## Given task:
Return the listing below unchanged, minus its pictures.

## Working data:
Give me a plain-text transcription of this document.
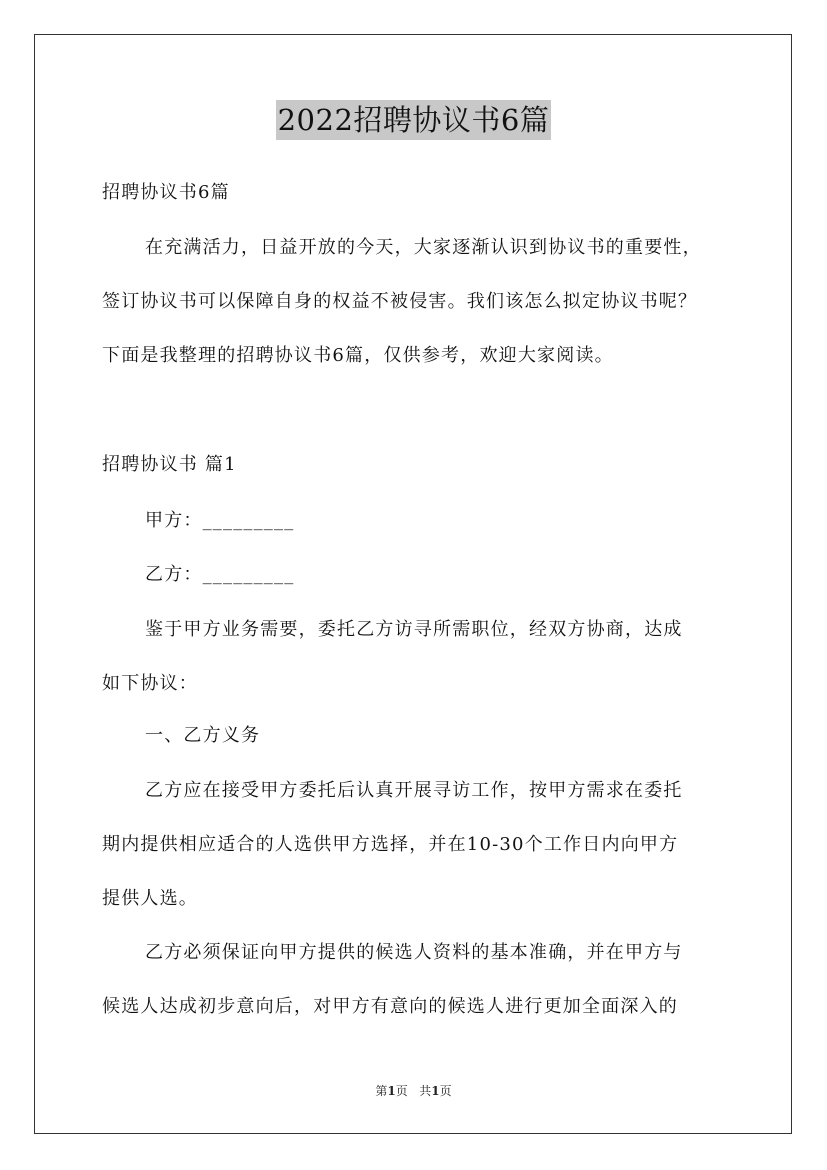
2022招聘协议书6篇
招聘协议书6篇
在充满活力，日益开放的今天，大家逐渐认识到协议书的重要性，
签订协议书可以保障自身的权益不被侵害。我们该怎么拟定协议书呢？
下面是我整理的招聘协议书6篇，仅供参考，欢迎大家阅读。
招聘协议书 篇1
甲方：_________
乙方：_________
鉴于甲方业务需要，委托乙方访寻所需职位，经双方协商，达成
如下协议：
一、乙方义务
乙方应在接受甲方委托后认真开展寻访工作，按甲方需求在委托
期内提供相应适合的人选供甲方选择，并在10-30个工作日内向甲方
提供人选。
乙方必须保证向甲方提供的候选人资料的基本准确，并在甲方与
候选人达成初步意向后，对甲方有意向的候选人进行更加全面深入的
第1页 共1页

## Correct output:
Give me a plain-text transcription of this document.
2022招聘协议书6篇
招聘协议书6篇
在充满活力，日益开放的今天，大家逐渐认识到协议书的重要性，
签订协议书可以保障自身的权益不被侵害。我们该怎么拟定协议书呢？
下面是我整理的招聘协议书6篇，仅供参考，欢迎大家阅读。
招聘协议书 篇1
甲方：_________
乙方：_________
鉴于甲方业务需要，委托乙方访寻所需职位，经双方协商，达成
如下协议：
一、乙方义务
乙方应在接受甲方委托后认真开展寻访工作，按甲方需求在委托
期内提供相应适合的人选供甲方选择，并在10-30个工作日内向甲方
提供人选。
乙方必须保证向甲方提供的候选人资料的基本准确，并在甲方与
候选人达成初步意向后，对甲方有意向的候选人进行更加全面深入的
第1页 共1页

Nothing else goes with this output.